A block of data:
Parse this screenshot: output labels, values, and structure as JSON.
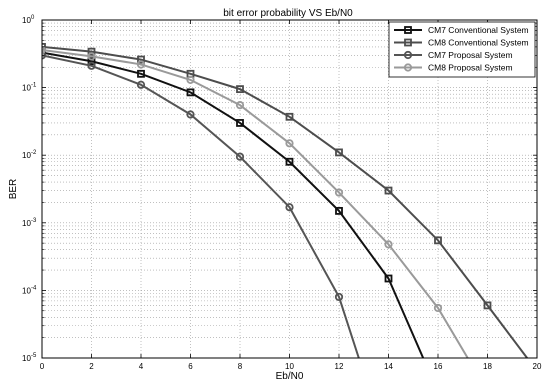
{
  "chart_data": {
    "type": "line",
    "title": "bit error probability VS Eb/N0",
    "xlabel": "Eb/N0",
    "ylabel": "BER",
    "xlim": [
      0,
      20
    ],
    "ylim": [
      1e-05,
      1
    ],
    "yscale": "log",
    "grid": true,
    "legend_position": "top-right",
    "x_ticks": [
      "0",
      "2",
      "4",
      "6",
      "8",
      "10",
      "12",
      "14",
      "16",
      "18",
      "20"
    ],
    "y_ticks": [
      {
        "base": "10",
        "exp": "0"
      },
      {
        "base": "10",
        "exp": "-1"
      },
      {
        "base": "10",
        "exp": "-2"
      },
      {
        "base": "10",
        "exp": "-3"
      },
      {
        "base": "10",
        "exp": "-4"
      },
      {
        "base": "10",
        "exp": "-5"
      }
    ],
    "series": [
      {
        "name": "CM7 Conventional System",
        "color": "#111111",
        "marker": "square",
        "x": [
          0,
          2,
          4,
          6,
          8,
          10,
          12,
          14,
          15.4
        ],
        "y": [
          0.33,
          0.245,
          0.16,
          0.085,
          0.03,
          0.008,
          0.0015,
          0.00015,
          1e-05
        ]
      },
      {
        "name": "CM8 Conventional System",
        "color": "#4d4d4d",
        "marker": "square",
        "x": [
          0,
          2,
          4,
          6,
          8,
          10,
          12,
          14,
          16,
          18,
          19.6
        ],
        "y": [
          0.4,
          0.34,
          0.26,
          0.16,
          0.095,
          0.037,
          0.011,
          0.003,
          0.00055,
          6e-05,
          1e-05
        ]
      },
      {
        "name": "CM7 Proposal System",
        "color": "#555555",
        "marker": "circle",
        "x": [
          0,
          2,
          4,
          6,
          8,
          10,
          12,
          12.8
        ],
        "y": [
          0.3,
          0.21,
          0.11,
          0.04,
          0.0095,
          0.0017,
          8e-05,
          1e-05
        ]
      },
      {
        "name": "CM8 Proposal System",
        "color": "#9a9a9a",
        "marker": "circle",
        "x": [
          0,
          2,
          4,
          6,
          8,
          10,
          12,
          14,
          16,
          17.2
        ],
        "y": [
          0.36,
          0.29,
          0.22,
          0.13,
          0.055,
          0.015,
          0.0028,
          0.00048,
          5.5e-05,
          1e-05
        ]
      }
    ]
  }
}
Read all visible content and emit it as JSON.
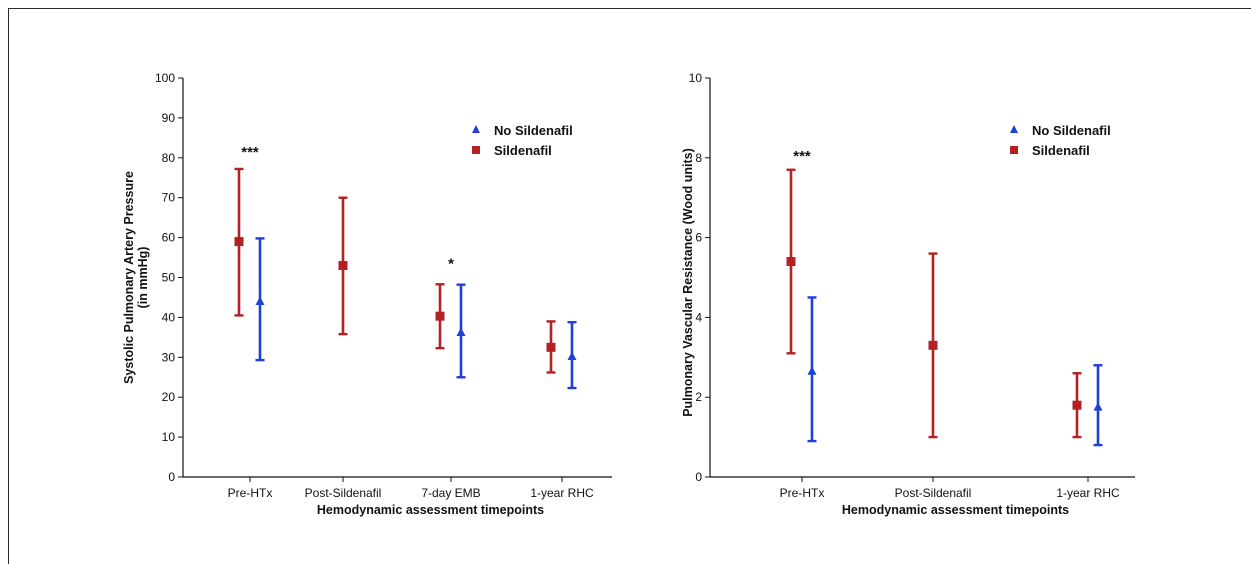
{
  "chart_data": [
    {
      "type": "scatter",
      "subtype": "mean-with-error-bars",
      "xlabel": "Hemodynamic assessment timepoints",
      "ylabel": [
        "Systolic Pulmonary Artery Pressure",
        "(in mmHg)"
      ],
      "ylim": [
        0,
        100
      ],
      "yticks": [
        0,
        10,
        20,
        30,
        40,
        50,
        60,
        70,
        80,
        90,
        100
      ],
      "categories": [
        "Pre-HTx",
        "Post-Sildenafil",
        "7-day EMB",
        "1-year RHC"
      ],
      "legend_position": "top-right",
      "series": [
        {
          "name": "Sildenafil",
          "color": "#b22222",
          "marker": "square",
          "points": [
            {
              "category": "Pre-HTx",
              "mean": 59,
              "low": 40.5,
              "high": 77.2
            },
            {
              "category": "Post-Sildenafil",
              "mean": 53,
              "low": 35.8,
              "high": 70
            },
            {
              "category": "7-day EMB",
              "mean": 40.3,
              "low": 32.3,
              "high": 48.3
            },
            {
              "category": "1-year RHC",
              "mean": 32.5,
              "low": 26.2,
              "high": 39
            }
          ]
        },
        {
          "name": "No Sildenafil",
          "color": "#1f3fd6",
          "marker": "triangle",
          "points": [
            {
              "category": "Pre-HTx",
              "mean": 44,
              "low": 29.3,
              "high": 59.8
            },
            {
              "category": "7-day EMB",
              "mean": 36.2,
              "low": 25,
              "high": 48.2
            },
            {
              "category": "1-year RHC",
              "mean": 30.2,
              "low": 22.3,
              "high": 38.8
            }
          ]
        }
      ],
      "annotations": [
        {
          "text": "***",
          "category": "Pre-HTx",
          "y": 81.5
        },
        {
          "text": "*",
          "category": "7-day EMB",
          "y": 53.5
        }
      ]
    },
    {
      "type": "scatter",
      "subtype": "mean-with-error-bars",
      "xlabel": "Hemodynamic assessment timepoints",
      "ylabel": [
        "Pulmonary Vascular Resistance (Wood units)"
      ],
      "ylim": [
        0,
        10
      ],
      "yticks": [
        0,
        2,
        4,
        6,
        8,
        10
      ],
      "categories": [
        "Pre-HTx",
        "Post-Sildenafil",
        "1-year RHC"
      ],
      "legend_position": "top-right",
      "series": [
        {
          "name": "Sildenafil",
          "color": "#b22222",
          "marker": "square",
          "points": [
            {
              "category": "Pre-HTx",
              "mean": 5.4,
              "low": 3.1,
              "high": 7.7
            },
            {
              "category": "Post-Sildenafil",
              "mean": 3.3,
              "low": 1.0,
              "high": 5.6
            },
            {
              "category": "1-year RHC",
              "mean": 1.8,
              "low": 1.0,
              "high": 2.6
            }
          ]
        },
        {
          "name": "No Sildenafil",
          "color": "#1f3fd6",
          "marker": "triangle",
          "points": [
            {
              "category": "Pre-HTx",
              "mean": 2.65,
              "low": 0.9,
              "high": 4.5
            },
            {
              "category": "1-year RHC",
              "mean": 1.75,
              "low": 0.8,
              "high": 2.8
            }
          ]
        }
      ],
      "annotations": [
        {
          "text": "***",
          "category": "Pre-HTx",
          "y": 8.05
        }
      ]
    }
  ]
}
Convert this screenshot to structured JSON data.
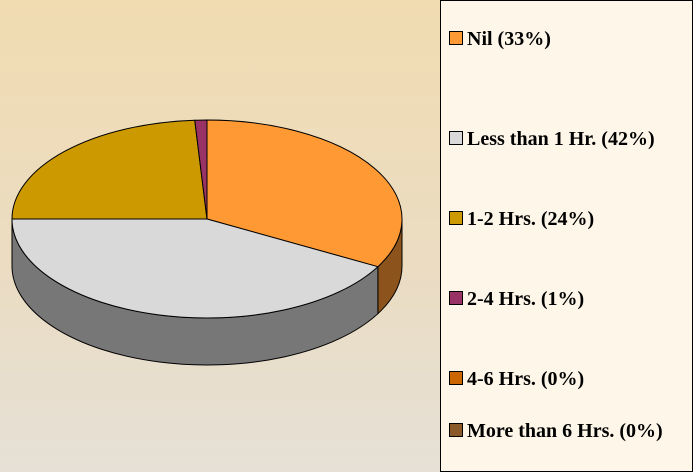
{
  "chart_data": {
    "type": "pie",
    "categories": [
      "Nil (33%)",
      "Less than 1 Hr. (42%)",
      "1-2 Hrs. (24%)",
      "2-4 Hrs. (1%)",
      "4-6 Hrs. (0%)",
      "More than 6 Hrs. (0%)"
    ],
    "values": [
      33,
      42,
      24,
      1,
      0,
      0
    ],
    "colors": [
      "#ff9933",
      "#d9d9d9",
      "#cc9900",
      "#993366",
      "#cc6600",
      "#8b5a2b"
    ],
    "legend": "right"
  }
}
==
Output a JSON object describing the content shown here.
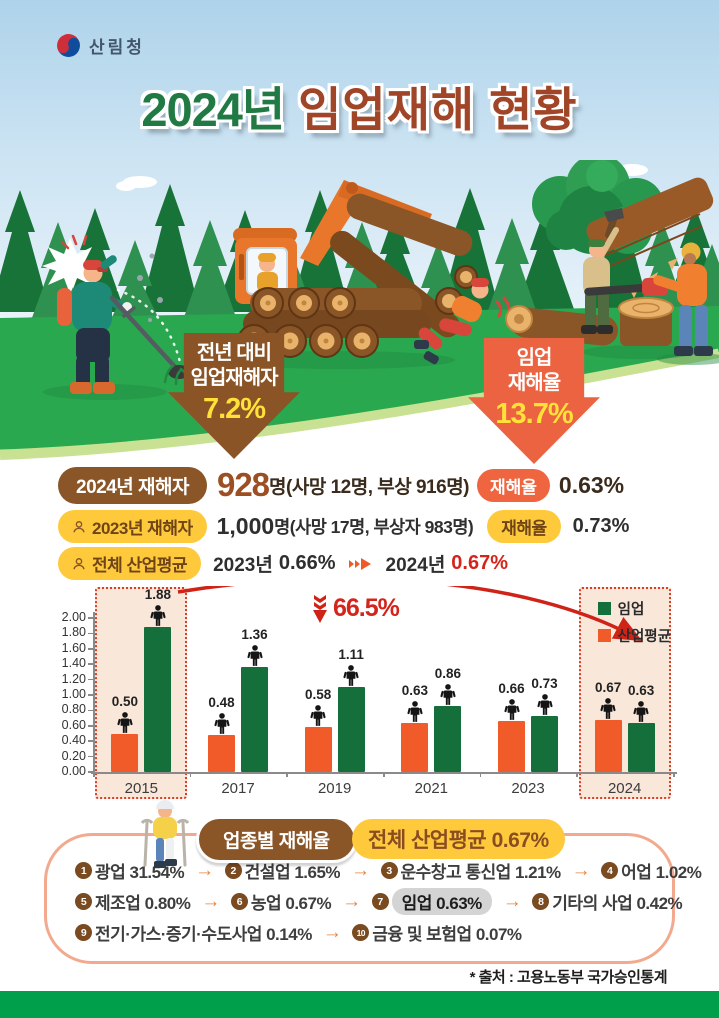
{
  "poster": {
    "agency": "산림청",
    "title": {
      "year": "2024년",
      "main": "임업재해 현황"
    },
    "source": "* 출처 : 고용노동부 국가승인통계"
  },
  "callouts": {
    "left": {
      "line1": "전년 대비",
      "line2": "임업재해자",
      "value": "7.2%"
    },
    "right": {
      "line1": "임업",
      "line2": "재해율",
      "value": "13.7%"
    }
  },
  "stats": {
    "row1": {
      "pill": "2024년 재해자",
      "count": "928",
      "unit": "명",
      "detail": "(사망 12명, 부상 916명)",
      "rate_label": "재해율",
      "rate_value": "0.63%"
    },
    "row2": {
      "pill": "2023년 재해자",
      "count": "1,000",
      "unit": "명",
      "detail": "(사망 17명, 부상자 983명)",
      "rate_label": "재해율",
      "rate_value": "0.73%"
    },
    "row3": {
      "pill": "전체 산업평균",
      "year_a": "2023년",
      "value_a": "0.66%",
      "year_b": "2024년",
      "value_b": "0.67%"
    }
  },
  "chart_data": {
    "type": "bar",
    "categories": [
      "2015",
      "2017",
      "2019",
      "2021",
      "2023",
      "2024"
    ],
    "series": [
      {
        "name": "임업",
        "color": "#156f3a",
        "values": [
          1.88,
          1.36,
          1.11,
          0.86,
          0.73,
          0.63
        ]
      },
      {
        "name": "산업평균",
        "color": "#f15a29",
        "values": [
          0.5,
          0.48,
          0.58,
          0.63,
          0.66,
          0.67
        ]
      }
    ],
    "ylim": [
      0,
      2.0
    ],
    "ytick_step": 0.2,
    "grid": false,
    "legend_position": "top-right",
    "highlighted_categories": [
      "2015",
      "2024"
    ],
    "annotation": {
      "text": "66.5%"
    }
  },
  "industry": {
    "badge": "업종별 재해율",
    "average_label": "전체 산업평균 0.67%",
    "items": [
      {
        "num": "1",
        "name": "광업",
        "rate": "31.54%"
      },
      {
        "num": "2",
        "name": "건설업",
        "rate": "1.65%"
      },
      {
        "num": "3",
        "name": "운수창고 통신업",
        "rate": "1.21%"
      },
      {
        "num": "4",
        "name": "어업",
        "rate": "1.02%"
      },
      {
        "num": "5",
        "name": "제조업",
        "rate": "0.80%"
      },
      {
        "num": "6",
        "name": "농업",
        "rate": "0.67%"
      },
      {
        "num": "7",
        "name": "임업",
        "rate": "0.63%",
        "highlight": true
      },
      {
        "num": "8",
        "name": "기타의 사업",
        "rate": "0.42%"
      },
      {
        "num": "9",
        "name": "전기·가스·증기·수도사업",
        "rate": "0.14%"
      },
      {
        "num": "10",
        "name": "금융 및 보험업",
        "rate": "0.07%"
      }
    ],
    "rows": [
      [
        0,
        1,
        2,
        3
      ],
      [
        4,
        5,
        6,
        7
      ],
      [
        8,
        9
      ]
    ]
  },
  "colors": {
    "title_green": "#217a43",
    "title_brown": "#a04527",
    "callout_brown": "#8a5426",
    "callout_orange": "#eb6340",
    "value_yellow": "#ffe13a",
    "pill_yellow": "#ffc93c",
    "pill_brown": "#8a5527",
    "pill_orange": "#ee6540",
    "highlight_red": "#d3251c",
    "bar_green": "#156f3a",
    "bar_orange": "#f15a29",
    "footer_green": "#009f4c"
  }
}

▶ _WHAT NEEDS TO BE DONE_
Read the entries and pick out all lines that include the word "Pulmonary".

▶ _RESPONSE TO THIS TASK_
        "Systolic Pulmonary Artery Pressure",
        "Pulmonary Vascular Resistance (Wood units)"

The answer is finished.